#### [WHAT TO PRODUCE]
Could every line of the data be copied out once more, exactly?

#### [DATA RECORDS]
....
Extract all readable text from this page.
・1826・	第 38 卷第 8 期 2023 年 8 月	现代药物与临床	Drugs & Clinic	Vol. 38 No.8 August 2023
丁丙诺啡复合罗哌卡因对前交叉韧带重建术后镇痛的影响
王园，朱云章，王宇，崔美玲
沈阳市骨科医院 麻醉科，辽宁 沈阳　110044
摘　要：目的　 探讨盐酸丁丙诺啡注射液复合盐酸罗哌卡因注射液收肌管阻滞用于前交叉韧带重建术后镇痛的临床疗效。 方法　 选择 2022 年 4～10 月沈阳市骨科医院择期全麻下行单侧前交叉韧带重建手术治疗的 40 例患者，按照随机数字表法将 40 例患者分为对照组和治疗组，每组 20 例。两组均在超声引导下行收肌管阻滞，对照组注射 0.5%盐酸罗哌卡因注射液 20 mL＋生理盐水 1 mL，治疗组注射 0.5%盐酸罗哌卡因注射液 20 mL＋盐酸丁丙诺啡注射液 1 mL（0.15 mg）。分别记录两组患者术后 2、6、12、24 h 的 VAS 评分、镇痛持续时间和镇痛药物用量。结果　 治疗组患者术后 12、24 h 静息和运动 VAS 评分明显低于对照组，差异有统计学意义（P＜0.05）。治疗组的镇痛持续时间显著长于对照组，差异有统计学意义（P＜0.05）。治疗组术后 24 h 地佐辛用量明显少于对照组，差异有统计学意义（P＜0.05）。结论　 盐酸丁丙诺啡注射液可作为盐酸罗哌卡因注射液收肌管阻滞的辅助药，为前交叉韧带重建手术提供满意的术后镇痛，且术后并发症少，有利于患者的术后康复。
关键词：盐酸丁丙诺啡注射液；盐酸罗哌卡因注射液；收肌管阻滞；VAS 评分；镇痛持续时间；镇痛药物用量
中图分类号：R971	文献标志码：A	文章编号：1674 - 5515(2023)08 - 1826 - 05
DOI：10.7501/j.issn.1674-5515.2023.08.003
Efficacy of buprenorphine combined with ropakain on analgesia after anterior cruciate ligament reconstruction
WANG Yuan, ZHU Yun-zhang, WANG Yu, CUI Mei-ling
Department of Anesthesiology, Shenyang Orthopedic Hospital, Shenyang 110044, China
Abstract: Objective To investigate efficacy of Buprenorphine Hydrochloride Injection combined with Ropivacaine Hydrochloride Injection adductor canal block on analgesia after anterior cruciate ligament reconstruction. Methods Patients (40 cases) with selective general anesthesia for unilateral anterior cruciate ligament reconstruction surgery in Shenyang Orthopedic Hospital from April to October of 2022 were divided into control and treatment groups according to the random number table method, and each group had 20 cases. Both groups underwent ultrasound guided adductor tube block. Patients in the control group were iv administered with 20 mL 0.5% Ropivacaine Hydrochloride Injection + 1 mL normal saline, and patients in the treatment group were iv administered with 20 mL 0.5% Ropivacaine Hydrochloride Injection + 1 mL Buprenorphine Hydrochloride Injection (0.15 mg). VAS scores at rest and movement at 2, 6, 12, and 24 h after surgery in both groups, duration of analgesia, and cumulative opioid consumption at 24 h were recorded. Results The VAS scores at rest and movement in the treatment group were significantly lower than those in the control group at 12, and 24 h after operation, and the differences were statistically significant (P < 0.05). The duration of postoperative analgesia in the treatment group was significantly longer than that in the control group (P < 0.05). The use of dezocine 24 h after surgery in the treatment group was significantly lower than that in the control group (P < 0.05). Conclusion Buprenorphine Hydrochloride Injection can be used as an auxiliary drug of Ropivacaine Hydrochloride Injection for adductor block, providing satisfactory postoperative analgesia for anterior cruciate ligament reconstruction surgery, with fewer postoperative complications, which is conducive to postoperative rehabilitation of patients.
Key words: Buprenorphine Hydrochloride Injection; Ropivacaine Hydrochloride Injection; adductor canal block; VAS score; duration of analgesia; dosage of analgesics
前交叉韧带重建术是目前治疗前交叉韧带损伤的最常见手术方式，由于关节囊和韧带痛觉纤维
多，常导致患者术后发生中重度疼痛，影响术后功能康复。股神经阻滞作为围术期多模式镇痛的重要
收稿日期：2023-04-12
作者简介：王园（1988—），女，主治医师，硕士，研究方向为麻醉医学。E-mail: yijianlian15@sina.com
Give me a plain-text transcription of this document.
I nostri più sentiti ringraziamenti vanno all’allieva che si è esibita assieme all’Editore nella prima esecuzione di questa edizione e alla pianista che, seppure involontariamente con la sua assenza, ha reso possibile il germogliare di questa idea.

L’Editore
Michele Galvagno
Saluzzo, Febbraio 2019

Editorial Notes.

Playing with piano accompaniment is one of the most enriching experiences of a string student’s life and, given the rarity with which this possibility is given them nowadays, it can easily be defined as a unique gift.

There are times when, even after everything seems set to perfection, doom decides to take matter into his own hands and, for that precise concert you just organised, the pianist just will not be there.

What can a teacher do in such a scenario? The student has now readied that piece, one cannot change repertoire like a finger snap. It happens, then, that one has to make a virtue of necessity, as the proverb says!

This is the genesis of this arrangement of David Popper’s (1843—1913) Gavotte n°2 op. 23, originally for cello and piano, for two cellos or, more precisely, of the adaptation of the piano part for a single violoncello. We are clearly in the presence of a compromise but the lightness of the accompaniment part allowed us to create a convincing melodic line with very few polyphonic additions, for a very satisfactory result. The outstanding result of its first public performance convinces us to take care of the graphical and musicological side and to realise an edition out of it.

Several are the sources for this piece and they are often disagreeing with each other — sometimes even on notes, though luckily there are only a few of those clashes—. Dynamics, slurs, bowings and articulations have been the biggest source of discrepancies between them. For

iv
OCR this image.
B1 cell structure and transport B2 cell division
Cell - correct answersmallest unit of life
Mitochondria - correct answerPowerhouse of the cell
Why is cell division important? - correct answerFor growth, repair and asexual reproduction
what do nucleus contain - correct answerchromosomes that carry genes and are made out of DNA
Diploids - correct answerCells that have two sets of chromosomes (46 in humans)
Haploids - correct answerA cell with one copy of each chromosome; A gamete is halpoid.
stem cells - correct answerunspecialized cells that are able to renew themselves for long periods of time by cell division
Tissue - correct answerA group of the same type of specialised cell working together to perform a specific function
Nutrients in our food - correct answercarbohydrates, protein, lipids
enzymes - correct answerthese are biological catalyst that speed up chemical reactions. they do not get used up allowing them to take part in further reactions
....
#### [RESPONSE FOR THIS EXERCISE]
Extract all readable text from this page.
・1826・	第 38 卷第 8 期 2023 年 8 月	现代药物与临床	Drugs & Clinic	Vol. 38 No.8 August 2023
丁丙诺啡复合罗哌卡因对前交叉韧带重建术后镇痛的影响
王园，朱云章，王宇，崔美玲
沈阳市骨科医院 麻醉科，辽宁 沈阳　110044
摘　要：目的　 探讨盐酸丁丙诺啡注射液复合盐酸罗哌卡因注射液收肌管阻滞用于前交叉韧带重建术后镇痛的临床疗效。 方法　 选择 2022 年 4～10 月沈阳市骨科医院择期全麻下行单侧前交叉韧带重建手术治疗的 40 例患者，按照随机数字表法将 40 例患者分为对照组和治疗组，每组 20 例。两组均在超声引导下行收肌管阻滞，对照组注射 0.5%盐酸罗哌卡因注射液 20 mL＋生理盐水 1 mL，治疗组注射 0.5%盐酸罗哌卡因注射液 20 mL＋盐酸丁丙诺啡注射液 1 mL（0.15 mg）。分别记录两组患者术后 2、6、12、24 h 的 VAS 评分、镇痛持续时间和镇痛药物用量。结果　 治疗组患者术后 12、24 h 静息和运动 VAS 评分明显低于对照组，差异有统计学意义（P＜0.05）。治疗组的镇痛持续时间显著长于对照组，差异有统计学意义（P＜0.05）。治疗组术后 24 h 地佐辛用量明显少于对照组，差异有统计学意义（P＜0.05）。结论　 盐酸丁丙诺啡注射液可作为盐酸罗哌卡因注射液收肌管阻滞的辅助药，为前交叉韧带重建手术提供满意的术后镇痛，且术后并发症少，有利于患者的术后康复。
关键词：盐酸丁丙诺啡注射液；盐酸罗哌卡因注射液；收肌管阻滞；VAS 评分；镇痛持续时间；镇痛药物用量
中图分类号：R971	文献标志码：A	文章编号：1674 - 5515(2023)08 - 1826 - 05
DOI：10.7501/j.issn.1674-5515.2023.08.003
Efficacy of buprenorphine combined with ropakain on analgesia after anterior cruciate ligament reconstruction
WANG Yuan, ZHU Yun-zhang, WANG Yu, CUI Mei-ling
Department of Anesthesiology, Shenyang Orthopedic Hospital, Shenyang 110044, China
Abstract: Objective To investigate efficacy of Buprenorphine Hydrochloride Injection combined with Ropivacaine Hydrochloride Injection adductor canal block on analgesia after anterior cruciate ligament reconstruction. Methods Patients (40 cases) with selective general anesthesia for unilateral anterior cruciate ligament reconstruction surgery in Shenyang Orthopedic Hospital from April to October of 2022 were divided into control and treatment groups according to the random number table method, and each group had 20 cases. Both groups underwent ultrasound guided adductor tube block. Patients in the control group were iv administered with 20 mL 0.5% Ropivacaine Hydrochloride Injection + 1 mL normal saline, and patients in the treatment group were iv administered with 20 mL 0.5% Ropivacaine Hydrochloride Injection + 1 mL Buprenorphine Hydrochloride Injection (0.15 mg). VAS scores at rest and movement at 2, 6, 12, and 24 h after surgery in both groups, duration of analgesia, and cumulative opioid consumption at 24 h were recorded. Results The VAS scores at rest and movement in the treatment group were significantly lower than those in the control group at 12, and 24 h after operation, and the differences were statistically significant (P < 0.05). The duration of postoperative analgesia in the treatment group was significantly longer than that in the control group (P < 0.05). The use of dezocine 24 h after surgery in the treatment group was significantly lower than that in the control group (P < 0.05). Conclusion Buprenorphine Hydrochloride Injection can be used as an auxiliary drug of Ropivacaine Hydrochloride Injection for adductor block, providing satisfactory postoperative analgesia for anterior cruciate ligament reconstruction surgery, with fewer postoperative complications, which is conducive to postoperative rehabilitation of patients.
Key words: Buprenorphine Hydrochloride Injection; Ropivacaine Hydrochloride Injection; adductor canal block; VAS score; duration of analgesia; dosage of analgesics
前交叉韧带重建术是目前治疗前交叉韧带损伤的最常见手术方式，由于关节囊和韧带痛觉纤维
多，常导致患者术后发生中重度疼痛，影响术后功能康复。股神经阻滞作为围术期多模式镇痛的重要
收稿日期：2023-04-12
作者简介：王园（1988—），女，主治医师，硕士，研究方向为麻醉医学。E-mail: yijianlian15@sina.com
Give me a plain-text transcription of this document.
I nostri più sentiti ringraziamenti vanno all’allieva che si è esibita assieme all’Editore nella prima esecuzione di questa edizione e alla pianista che, seppure involontariamente con la sua assenza, ha reso possibile il germogliare di questa idea.

L’Editore
Michele Galvagno
Saluzzo, Febbraio 2019

Editorial Notes.

Playing with piano accompaniment is one of the most enriching experiences of a string student’s life and, given the rarity with which this possibility is given them nowadays, it can easily be defined as a unique gift.

There are times when, even after everything seems set to perfection, doom decides to take matter into his own hands and, for that precise concert you just organised, the pianist just will not be there.

What can a teacher do in such a scenario? The student has now readied that piece, one cannot change repertoire like a finger snap. It happens, then, that one has to make a virtue of necessity, as the proverb says!

This is the genesis of this arrangement of David Popper’s (1843—1913) Gavotte n°2 op. 23, originally for cello and piano, for two cellos or, more precisely, of the adaptation of the piano part for a single violoncello. We are clearly in the presence of a compromise but the lightness of the accompaniment part allowed us to create a convincing melodic line with very few polyphonic additions, for a very satisfactory result. The outstanding result of its first public performance convinces us to take care of the graphical and musicological side and to realise an edition out of it.

Several are the sources for this piece and they are often disagreeing with each other — sometimes even on notes, though luckily there are only a few of those clashes—. Dynamics, slurs, bowings and articulations have been the biggest source of discrepancies between them. For

iv
OCR this image.
B1 cell structure and transport B2 cell division
Cell - correct answersmallest unit of life
Mitochondria - correct answerPowerhouse of the cell
Why is cell division important? - correct answerFor growth, repair and asexual reproduction
what do nucleus contain - correct answerchromosomes that carry genes and are made out of DNA
Diploids - correct answerCells that have two sets of chromosomes (46 in humans)
Haploids - correct answerA cell with one copy of each chromosome; A gamete is halpoid.
stem cells - correct answerunspecialized cells that are able to renew themselves for long periods of time by cell division
Tissue - correct answerA group of the same type of specialised cell working together to perform a specific function
Nutrients in our food - correct answercarbohydrates, protein, lipids
enzymes - correct answerthese are biological catalyst that speed up chemical reactions. they do not get used up allowing them to take part in further reactions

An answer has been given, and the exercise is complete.